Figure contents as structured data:
__________________________________________________

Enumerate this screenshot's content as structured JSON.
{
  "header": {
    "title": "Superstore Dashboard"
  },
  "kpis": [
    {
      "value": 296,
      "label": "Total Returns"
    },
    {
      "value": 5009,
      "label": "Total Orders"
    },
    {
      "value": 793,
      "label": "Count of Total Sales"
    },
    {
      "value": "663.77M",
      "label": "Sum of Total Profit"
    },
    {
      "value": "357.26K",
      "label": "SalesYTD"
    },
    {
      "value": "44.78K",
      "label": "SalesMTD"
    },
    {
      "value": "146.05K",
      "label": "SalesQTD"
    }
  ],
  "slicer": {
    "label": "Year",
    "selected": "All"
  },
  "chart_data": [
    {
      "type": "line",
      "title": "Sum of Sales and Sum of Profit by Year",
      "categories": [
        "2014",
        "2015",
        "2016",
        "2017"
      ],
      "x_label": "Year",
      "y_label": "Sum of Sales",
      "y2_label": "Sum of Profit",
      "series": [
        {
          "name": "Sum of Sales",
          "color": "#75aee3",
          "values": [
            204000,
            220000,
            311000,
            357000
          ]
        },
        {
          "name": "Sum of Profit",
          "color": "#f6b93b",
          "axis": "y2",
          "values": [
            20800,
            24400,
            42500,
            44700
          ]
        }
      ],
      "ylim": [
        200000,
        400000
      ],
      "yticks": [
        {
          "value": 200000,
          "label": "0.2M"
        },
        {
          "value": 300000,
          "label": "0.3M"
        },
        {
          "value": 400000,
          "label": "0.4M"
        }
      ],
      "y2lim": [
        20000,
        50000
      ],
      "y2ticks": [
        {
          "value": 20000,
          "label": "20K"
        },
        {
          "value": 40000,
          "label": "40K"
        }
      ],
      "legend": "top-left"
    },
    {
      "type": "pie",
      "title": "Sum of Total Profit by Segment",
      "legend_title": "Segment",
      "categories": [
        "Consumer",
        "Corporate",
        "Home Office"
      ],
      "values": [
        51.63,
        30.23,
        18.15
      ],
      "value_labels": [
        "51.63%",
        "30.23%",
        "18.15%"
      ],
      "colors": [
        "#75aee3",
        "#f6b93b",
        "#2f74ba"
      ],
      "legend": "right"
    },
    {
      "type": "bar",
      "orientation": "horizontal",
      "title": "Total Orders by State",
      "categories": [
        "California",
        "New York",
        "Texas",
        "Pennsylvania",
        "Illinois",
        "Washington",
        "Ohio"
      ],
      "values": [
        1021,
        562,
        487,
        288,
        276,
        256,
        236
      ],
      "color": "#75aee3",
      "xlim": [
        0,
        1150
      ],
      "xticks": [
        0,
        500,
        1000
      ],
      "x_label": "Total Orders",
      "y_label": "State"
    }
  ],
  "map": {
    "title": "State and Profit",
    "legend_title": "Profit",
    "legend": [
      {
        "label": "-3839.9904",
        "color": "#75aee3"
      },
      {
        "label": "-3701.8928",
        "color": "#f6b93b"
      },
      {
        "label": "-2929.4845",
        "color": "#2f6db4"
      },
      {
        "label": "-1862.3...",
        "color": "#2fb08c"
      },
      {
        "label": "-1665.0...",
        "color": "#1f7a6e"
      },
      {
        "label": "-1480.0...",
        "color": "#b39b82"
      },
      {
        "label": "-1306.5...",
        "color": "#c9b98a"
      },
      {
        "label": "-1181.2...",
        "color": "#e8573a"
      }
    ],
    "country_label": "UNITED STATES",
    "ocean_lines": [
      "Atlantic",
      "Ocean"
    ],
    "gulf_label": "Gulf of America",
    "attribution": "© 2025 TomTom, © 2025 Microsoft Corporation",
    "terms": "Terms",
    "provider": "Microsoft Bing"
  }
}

__________________________________________________

Word for word, restate all of the data shown above.

Enumerate this screenshot's content as structured JSON.
{
  "header": {
    "title": "Superstore Dashboard"
  },
  "kpis": [
    {
      "value": 296,
      "label": "Total Returns"
    },
    {
      "value": 5009,
      "label": "Total Orders"
    },
    {
      "value": 793,
      "label": "Count of Total Sales"
    },
    {
      "value": "663.77M",
      "label": "Sum of Total Profit"
    },
    {
      "value": "357.26K",
      "label": "SalesYTD"
    },
    {
      "value": "44.78K",
      "label": "SalesMTD"
    },
    {
      "value": "146.05K",
      "label": "SalesQTD"
    }
  ],
  "slicer": {
    "label": "Year",
    "selected": "All"
  },
  "chart_data": [
    {
      "type": "line",
      "title": "Sum of Sales and Sum of Profit by Year",
      "categories": [
        "2014",
        "2015",
        "2016",
        "2017"
      ],
      "x_label": "Year",
      "y_label": "Sum of Sales",
      "y2_label": "Sum of Profit",
      "series": [
        {
          "name": "Sum of Sales",
          "color": "#75aee3",
          "values": [
            204000,
            220000,
            311000,
            357000
          ]
        },
        {
          "name": "Sum of Profit",
          "color": "#f6b93b",
          "axis": "y2",
          "values": [
            20800,
            24400,
            42500,
            44700
          ]
        }
      ],
      "ylim": [
        200000,
        400000
      ],
      "yticks": [
        {
          "value": 200000,
          "label": "0.2M"
        },
        {
          "value": 300000,
          "label": "0.3M"
        },
        {
          "value": 400000,
          "label": "0.4M"
        }
      ],
      "y2lim": [
        20000,
        50000
      ],
      "y2ticks": [
        {
          "value": 20000,
          "label": "20K"
        },
        {
          "value": 40000,
          "label": "40K"
        }
      ],
      "legend": "top-left"
    },
    {
      "type": "pie",
      "title": "Sum of Total Profit by Segment",
      "legend_title": "Segment",
      "categories": [
        "Consumer",
        "Corporate",
        "Home Office"
      ],
      "values": [
        51.63,
        30.23,
        18.15
      ],
      "value_labels": [
        "51.63%",
        "30.23%",
        "18.15%"
      ],
      "colors": [
        "#75aee3",
        "#f6b93b",
        "#2f74ba"
      ],
      "legend": "right"
    },
    {
      "type": "bar",
      "orientation": "horizontal",
      "title": "Total Orders by State",
      "categories": [
        "California",
        "New York",
        "Texas",
        "Pennsylvania",
        "Illinois",
        "Washington",
        "Ohio"
      ],
      "values": [
        1021,
        562,
        487,
        288,
        276,
        256,
        236
      ],
      "color": "#75aee3",
      "xlim": [
        0,
        1150
      ],
      "xticks": [
        0,
        500,
        1000
      ],
      "x_label": "Total Orders",
      "y_label": "State"
    }
  ],
  "map": {
    "title": "State and Profit",
    "legend_title": "Profit",
    "legend": [
      {
        "label": "-3839.9904",
        "color": "#75aee3"
      },
      {
        "label": "-3701.8928",
        "color": "#f6b93b"
      },
      {
        "label": "-2929.4845",
        "color": "#2f6db4"
      },
      {
        "label": "-1862.3...",
        "color": "#2fb08c"
      },
      {
        "label": "-1665.0...",
        "color": "#1f7a6e"
      },
      {
        "label": "-1480.0...",
        "color": "#b39b82"
      },
      {
        "label": "-1306.5...",
        "color": "#c9b98a"
      },
      {
        "label": "-1181.2...",
        "color": "#e8573a"
      }
    ],
    "country_label": "UNITED STATES",
    "ocean_lines": [
      "Atlantic",
      "Ocean"
    ],
    "gulf_label": "Gulf of America",
    "attribution": "© 2025 TomTom, © 2025 Microsoft Corporation",
    "terms": "Terms",
    "provider": "Microsoft Bing"
  }
}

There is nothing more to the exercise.